__Exercise aim__.
Retype the records below exactly as they appear.

***** Excerpted records

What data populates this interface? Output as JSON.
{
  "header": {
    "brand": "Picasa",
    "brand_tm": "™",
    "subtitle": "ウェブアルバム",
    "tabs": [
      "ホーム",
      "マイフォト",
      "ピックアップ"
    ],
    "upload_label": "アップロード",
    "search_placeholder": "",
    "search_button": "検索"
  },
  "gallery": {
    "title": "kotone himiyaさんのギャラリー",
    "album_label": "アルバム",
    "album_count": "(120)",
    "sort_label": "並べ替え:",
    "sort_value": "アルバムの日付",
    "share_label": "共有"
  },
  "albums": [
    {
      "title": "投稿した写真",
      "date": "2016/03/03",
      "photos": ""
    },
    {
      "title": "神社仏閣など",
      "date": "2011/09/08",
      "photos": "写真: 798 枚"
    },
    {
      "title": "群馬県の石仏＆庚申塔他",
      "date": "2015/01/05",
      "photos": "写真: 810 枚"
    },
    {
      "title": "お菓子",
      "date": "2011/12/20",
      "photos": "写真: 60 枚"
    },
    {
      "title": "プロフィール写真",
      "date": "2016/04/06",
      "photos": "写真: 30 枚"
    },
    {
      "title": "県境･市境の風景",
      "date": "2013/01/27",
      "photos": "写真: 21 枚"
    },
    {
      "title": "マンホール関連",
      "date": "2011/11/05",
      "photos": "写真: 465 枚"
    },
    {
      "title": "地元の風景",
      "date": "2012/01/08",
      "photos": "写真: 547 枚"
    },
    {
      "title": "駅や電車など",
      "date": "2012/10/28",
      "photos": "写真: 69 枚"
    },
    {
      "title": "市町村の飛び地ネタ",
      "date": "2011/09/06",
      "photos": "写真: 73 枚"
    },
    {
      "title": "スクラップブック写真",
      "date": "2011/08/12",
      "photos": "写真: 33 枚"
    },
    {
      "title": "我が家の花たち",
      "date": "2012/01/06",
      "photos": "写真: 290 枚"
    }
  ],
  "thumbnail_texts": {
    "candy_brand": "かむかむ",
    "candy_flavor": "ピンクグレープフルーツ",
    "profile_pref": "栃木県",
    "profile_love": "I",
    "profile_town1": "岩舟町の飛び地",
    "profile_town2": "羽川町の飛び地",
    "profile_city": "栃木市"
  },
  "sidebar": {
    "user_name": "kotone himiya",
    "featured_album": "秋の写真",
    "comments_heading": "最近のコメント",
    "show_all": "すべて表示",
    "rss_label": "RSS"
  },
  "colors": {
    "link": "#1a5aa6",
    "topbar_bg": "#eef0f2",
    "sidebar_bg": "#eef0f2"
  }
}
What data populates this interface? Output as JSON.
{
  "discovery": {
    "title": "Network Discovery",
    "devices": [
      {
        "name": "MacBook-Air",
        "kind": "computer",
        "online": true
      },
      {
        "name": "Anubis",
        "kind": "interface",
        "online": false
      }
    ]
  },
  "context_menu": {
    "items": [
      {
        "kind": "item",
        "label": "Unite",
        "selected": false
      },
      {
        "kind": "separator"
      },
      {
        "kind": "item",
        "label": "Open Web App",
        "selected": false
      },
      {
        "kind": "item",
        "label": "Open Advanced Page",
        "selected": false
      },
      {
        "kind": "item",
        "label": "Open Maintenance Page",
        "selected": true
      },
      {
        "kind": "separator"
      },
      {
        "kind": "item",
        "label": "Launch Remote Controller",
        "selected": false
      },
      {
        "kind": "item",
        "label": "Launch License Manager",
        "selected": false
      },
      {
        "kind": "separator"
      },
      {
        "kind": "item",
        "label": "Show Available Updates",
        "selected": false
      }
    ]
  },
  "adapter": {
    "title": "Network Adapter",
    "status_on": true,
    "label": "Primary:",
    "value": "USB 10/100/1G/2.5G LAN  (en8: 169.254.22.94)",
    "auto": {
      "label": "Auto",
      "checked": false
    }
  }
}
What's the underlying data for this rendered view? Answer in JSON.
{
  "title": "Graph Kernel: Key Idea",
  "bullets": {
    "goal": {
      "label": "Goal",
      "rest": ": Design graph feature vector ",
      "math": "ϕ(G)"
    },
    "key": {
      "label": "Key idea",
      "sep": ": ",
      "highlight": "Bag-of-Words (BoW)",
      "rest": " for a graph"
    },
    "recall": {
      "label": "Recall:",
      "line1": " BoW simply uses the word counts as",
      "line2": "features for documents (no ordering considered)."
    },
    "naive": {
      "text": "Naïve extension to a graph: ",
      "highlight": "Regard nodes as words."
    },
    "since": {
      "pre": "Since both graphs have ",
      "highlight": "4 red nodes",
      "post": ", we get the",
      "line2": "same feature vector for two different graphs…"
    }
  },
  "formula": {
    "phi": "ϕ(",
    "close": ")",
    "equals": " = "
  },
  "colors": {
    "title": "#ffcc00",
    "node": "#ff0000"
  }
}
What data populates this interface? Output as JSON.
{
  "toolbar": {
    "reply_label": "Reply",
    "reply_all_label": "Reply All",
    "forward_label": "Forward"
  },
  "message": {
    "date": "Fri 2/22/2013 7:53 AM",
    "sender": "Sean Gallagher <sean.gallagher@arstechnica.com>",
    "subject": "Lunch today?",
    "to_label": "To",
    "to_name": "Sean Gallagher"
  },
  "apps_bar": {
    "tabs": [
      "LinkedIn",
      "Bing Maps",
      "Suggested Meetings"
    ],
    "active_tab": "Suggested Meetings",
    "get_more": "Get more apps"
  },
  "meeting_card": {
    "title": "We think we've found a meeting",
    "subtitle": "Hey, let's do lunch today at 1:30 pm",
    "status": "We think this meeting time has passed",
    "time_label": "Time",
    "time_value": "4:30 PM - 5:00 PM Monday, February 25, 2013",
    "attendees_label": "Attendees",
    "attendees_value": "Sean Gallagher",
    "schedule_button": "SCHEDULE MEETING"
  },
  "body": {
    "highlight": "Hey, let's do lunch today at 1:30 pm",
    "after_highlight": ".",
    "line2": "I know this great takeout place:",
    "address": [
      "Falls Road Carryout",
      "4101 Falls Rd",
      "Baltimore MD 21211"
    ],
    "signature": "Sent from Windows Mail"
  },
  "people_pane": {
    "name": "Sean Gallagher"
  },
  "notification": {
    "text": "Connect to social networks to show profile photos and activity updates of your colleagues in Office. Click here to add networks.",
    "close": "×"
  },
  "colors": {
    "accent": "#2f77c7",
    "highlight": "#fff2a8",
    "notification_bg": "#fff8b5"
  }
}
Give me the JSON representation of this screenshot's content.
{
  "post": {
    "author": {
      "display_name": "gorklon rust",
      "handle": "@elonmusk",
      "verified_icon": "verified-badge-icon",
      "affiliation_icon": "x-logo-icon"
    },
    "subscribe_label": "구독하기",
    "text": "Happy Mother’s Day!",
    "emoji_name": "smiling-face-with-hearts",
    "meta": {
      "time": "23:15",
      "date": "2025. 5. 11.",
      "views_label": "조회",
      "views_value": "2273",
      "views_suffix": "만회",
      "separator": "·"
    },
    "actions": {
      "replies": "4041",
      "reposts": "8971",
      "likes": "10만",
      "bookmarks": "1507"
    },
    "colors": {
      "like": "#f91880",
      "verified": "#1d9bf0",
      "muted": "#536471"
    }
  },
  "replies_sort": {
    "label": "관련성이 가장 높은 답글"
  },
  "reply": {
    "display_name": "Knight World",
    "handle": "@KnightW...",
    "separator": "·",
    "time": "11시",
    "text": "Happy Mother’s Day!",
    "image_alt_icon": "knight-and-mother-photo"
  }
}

**********

__The response__.
What data populates this interface? Output as JSON.
{
  "header": {
    "brand": "Picasa",
    "brand_tm": "™",
    "subtitle": "ウェブアルバム",
    "tabs": [
      "ホーム",
      "マイフォト",
      "ピックアップ"
    ],
    "upload_label": "アップロード",
    "search_placeholder": "",
    "search_button": "検索"
  },
  "gallery": {
    "title": "kotone himiyaさんのギャラリー",
    "album_label": "アルバム",
    "album_count": "(120)",
    "sort_label": "並べ替え:",
    "sort_value": "アルバムの日付",
    "share_label": "共有"
  },
  "albums": [
    {
      "title": "投稿した写真",
      "date": "2016/03/03",
      "photos": ""
    },
    {
      "title": "神社仏閣など",
      "date": "2011/09/08",
      "photos": "写真: 798 枚"
    },
    {
      "title": "群馬県の石仏＆庚申塔他",
      "date": "2015/01/05",
      "photos": "写真: 810 枚"
    },
    {
      "title": "お菓子",
      "date": "2011/12/20",
      "photos": "写真: 60 枚"
    },
    {
      "title": "プロフィール写真",
      "date": "2016/04/06",
      "photos": "写真: 30 枚"
    },
    {
      "title": "県境･市境の風景",
      "date": "2013/01/27",
      "photos": "写真: 21 枚"
    },
    {
      "title": "マンホール関連",
      "date": "2011/11/05",
      "photos": "写真: 465 枚"
    },
    {
      "title": "地元の風景",
      "date": "2012/01/08",
      "photos": "写真: 547 枚"
    },
    {
      "title": "駅や電車など",
      "date": "2012/10/28",
      "photos": "写真: 69 枚"
    },
    {
      "title": "市町村の飛び地ネタ",
      "date": "2011/09/06",
      "photos": "写真: 73 枚"
    },
    {
      "title": "スクラップブック写真",
      "date": "2011/08/12",
      "photos": "写真: 33 枚"
    },
    {
      "title": "我が家の花たち",
      "date": "2012/01/06",
      "photos": "写真: 290 枚"
    }
  ],
  "thumbnail_texts": {
    "candy_brand": "かむかむ",
    "candy_flavor": "ピンクグレープフルーツ",
    "profile_pref": "栃木県",
    "profile_love": "I",
    "profile_town1": "岩舟町の飛び地",
    "profile_town2": "羽川町の飛び地",
    "profile_city": "栃木市"
  },
  "sidebar": {
    "user_name": "kotone himiya",
    "featured_album": "秋の写真",
    "comments_heading": "最近のコメント",
    "show_all": "すべて表示",
    "rss_label": "RSS"
  },
  "colors": {
    "link": "#1a5aa6",
    "topbar_bg": "#eef0f2",
    "sidebar_bg": "#eef0f2"
  }
}
What data populates this interface? Output as JSON.
{
  "discovery": {
    "title": "Network Discovery",
    "devices": [
      {
        "name": "MacBook-Air",
        "kind": "computer",
        "online": true
      },
      {
        "name": "Anubis",
        "kind": "interface",
        "online": false
      }
    ]
  },
  "context_menu": {
    "items": [
      {
        "kind": "item",
        "label": "Unite",
        "selected": false
      },
      {
        "kind": "separator"
      },
      {
        "kind": "item",
        "label": "Open Web App",
        "selected": false
      },
      {
        "kind": "item",
        "label": "Open Advanced Page",
        "selected": false
      },
      {
        "kind": "item",
        "label": "Open Maintenance Page",
        "selected": true
      },
      {
        "kind": "separator"
      },
      {
        "kind": "item",
        "label": "Launch Remote Controller",
        "selected": false
      },
      {
        "kind": "item",
        "label": "Launch License Manager",
        "selected": false
      },
      {
        "kind": "separator"
      },
      {
        "kind": "item",
        "label": "Show Available Updates",
        "selected": false
      }
    ]
  },
  "adapter": {
    "title": "Network Adapter",
    "status_on": true,
    "label": "Primary:",
    "value": "USB 10/100/1G/2.5G LAN  (en8: 169.254.22.94)",
    "auto": {
      "label": "Auto",
      "checked": false
    }
  }
}
What's the underlying data for this rendered view? Answer in JSON.
{
  "title": "Graph Kernel: Key Idea",
  "bullets": {
    "goal": {
      "label": "Goal",
      "rest": ": Design graph feature vector ",
      "math": "ϕ(G)"
    },
    "key": {
      "label": "Key idea",
      "sep": ": ",
      "highlight": "Bag-of-Words (BoW)",
      "rest": " for a graph"
    },
    "recall": {
      "label": "Recall:",
      "line1": " BoW simply uses the word counts as",
      "line2": "features for documents (no ordering considered)."
    },
    "naive": {
      "text": "Naïve extension to a graph: ",
      "highlight": "Regard nodes as words."
    },
    "since": {
      "pre": "Since both graphs have ",
      "highlight": "4 red nodes",
      "post": ", we get the",
      "line2": "same feature vector for two different graphs…"
    }
  },
  "formula": {
    "phi": "ϕ(",
    "close": ")",
    "equals": " = "
  },
  "colors": {
    "title": "#ffcc00",
    "node": "#ff0000"
  }
}
What data populates this interface? Output as JSON.
{
  "toolbar": {
    "reply_label": "Reply",
    "reply_all_label": "Reply All",
    "forward_label": "Forward"
  },
  "message": {
    "date": "Fri 2/22/2013 7:53 AM",
    "sender": "Sean Gallagher <sean.gallagher@arstechnica.com>",
    "subject": "Lunch today?",
    "to_label": "To",
    "to_name": "Sean Gallagher"
  },
  "apps_bar": {
    "tabs": [
      "LinkedIn",
      "Bing Maps",
      "Suggested Meetings"
    ],
    "active_tab": "Suggested Meetings",
    "get_more": "Get more apps"
  },
  "meeting_card": {
    "title": "We think we've found a meeting",
    "subtitle": "Hey, let's do lunch today at 1:30 pm",
    "status": "We think this meeting time has passed",
    "time_label": "Time",
    "time_value": "4:30 PM - 5:00 PM Monday, February 25, 2013",
    "attendees_label": "Attendees",
    "attendees_value": "Sean Gallagher",
    "schedule_button": "SCHEDULE MEETING"
  },
  "body": {
    "highlight": "Hey, let's do lunch today at 1:30 pm",
    "after_highlight": ".",
    "line2": "I know this great takeout place:",
    "address": [
      "Falls Road Carryout",
      "4101 Falls Rd",
      "Baltimore MD 21211"
    ],
    "signature": "Sent from Windows Mail"
  },
  "people_pane": {
    "name": "Sean Gallagher"
  },
  "notification": {
    "text": "Connect to social networks to show profile photos and activity updates of your colleagues in Office. Click here to add networks.",
    "close": "×"
  },
  "colors": {
    "accent": "#2f77c7",
    "highlight": "#fff2a8",
    "notification_bg": "#fff8b5"
  }
}
Give me the JSON representation of this screenshot's content.
{
  "post": {
    "author": {
      "display_name": "gorklon rust",
      "handle": "@elonmusk",
      "verified_icon": "verified-badge-icon",
      "affiliation_icon": "x-logo-icon"
    },
    "subscribe_label": "구독하기",
    "text": "Happy Mother’s Day!",
    "emoji_name": "smiling-face-with-hearts",
    "meta": {
      "time": "23:15",
      "date": "2025. 5. 11.",
      "views_label": "조회",
      "views_value": "2273",
      "views_suffix": "만회",
      "separator": "·"
    },
    "actions": {
      "replies": "4041",
      "reposts": "8971",
      "likes": "10만",
      "bookmarks": "1507"
    },
    "colors": {
      "like": "#f91880",
      "verified": "#1d9bf0",
      "muted": "#536471"
    }
  },
  "replies_sort": {
    "label": "관련성이 가장 높은 답글"
  },
  "reply": {
    "display_name": "Knight World",
    "handle": "@KnightW...",
    "separator": "·",
    "time": "11시",
    "text": "Happy Mother’s Day!",
    "image_alt_icon": "knight-and-mother-photo"
  }
}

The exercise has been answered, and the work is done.